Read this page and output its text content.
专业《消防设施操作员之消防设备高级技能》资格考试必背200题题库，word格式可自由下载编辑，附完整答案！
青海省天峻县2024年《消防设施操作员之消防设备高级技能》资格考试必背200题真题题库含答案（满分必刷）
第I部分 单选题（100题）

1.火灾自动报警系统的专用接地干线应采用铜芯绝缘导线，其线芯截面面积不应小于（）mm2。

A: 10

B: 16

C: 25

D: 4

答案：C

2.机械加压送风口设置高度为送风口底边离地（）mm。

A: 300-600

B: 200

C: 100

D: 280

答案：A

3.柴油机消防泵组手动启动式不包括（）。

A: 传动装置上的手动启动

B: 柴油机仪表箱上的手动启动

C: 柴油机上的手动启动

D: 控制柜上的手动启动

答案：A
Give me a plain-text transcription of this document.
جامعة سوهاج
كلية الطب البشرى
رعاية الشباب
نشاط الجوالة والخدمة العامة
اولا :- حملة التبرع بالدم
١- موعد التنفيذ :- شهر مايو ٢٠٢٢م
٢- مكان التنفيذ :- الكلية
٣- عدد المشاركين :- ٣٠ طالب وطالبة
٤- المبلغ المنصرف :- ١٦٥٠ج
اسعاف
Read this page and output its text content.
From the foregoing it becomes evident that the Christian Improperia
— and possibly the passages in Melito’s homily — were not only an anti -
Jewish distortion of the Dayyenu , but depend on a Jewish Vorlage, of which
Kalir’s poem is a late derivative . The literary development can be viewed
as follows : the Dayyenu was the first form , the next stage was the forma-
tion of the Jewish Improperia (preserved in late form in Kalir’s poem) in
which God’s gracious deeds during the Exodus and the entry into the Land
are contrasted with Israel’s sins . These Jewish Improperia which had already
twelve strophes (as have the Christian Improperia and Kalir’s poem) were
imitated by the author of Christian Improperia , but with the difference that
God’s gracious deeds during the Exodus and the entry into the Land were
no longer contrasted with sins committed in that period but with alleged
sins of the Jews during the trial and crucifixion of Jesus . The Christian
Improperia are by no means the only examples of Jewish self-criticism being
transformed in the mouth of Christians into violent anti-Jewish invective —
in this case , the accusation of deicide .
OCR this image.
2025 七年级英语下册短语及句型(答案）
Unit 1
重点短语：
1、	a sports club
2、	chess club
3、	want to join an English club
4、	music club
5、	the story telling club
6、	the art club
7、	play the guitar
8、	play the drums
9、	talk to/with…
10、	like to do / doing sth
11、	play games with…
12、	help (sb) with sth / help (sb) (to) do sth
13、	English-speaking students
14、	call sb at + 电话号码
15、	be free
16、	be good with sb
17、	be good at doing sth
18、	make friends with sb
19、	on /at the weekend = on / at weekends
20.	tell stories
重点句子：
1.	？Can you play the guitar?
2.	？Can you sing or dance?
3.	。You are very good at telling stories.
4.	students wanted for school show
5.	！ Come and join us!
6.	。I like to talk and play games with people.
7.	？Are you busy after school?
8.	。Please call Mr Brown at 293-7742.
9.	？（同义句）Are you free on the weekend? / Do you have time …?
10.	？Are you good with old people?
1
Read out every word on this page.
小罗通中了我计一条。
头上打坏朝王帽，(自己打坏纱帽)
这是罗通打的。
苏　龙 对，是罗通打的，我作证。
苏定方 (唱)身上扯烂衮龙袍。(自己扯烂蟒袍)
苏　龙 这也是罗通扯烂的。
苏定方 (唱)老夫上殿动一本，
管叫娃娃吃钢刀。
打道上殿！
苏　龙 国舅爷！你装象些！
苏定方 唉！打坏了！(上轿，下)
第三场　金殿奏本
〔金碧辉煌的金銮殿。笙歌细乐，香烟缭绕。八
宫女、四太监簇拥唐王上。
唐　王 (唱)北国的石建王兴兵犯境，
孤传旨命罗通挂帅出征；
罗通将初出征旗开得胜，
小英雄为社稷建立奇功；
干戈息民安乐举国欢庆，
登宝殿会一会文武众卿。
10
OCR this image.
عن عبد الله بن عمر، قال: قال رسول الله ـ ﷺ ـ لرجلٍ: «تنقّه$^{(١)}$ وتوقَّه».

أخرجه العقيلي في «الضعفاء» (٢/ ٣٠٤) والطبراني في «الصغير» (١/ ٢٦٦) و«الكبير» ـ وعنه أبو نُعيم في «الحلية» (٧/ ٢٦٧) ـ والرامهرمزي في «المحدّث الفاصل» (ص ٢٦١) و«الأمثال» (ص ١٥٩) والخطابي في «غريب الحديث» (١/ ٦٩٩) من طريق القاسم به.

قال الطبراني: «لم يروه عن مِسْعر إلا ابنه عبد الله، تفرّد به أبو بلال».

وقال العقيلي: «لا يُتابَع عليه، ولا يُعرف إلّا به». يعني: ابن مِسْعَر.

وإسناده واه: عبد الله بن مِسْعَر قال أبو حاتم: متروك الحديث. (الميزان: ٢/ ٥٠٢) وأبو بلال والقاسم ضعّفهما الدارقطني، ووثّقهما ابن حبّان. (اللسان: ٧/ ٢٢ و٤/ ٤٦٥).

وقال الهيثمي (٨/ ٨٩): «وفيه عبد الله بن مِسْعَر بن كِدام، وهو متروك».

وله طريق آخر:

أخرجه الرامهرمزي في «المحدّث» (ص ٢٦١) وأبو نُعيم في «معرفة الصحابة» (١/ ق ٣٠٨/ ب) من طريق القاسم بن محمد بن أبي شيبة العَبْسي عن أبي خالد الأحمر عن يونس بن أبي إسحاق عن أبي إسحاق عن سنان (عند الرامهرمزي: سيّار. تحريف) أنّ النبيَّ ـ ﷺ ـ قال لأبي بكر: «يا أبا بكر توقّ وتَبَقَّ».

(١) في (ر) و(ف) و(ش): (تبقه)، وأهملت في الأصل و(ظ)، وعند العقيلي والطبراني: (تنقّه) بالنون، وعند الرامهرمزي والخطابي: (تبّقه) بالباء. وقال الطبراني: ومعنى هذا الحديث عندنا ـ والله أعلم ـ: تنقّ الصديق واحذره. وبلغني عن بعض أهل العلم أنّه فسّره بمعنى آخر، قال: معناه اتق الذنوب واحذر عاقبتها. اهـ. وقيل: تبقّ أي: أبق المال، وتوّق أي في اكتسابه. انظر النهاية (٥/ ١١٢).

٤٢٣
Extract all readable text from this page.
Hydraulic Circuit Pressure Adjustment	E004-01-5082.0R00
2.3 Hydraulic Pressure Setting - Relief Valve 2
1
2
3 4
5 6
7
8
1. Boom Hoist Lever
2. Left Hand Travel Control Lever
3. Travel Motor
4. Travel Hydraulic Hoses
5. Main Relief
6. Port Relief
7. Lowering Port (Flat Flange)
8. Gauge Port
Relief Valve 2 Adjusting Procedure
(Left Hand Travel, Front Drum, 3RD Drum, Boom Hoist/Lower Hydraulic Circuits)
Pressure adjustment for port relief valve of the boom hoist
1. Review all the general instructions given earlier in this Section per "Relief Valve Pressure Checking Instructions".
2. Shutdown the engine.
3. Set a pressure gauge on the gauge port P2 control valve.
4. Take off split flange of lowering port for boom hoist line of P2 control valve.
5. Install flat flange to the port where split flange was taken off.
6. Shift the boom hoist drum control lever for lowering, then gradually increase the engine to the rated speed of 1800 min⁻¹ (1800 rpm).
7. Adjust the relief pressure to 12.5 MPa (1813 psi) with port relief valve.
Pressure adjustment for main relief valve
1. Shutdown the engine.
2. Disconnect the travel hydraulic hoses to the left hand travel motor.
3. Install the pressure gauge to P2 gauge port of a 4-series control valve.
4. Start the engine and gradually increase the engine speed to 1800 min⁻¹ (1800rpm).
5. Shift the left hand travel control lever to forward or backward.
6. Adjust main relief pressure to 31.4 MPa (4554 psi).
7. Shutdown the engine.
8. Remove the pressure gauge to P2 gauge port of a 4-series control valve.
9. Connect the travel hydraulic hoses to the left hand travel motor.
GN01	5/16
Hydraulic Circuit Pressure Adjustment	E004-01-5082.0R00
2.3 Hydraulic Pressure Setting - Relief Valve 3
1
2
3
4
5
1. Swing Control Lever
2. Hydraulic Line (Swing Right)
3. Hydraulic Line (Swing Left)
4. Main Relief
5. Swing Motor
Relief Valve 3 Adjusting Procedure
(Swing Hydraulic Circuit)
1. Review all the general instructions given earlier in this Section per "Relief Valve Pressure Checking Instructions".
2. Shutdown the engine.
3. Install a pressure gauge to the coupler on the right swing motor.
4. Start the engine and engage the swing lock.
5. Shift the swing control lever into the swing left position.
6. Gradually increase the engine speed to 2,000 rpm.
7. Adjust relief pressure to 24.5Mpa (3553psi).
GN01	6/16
━━━
### [Given instruction]
In the listing, find every line containing the word "Procedure" and list it.

### [Solution to the problem]
Relief Valve 2 Adjusting Procedure
Relief Valve 3 Adjusting Procedure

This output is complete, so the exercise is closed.